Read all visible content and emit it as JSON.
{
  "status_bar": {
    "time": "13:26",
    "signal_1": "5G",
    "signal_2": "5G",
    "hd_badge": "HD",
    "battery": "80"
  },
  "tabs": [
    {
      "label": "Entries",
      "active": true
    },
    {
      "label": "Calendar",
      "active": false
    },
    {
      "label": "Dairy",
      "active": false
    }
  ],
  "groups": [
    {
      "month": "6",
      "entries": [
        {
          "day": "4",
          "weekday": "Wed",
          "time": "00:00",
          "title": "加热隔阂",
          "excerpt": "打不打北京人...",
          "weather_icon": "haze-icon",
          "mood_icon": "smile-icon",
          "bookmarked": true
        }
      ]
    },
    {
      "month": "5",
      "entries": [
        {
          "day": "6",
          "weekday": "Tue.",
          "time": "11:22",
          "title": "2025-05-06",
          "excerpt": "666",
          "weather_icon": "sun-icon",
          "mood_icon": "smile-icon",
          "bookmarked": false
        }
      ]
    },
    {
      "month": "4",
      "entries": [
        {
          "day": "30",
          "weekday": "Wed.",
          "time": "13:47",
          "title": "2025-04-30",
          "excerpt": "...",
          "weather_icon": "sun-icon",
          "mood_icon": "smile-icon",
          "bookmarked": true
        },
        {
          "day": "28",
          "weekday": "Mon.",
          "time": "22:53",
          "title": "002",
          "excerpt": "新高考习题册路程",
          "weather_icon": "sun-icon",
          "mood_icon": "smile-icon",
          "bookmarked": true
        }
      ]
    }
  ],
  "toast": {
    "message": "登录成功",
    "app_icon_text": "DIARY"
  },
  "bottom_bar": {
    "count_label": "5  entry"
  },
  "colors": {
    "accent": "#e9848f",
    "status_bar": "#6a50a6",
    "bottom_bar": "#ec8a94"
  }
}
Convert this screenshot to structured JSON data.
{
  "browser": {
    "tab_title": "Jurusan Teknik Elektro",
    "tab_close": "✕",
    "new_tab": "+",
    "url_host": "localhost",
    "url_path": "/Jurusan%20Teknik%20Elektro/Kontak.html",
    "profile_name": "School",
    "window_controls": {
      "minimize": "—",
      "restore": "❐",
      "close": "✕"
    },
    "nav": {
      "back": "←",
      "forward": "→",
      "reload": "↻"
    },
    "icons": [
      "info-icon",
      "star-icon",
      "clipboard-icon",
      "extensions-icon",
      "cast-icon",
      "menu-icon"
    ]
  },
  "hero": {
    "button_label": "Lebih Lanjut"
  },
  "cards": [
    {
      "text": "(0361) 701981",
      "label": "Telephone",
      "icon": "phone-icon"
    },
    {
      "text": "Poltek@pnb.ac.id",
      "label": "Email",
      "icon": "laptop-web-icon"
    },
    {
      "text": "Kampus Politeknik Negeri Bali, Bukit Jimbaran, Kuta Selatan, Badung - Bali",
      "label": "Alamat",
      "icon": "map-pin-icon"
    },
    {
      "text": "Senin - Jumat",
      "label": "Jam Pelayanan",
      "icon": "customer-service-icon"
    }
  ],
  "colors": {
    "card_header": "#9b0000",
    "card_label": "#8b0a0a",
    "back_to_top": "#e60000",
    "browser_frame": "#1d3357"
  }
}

-*-*-

*OBJECTIVE*
Scan the material line by line and report each one that contains "excerpt".

*SOLUTION FOR THIS PROBLEM*
          "excerpt": "打不打北京人...",
          "excerpt": "666",
          "excerpt": "...",
          "excerpt": "新高考习题册路程",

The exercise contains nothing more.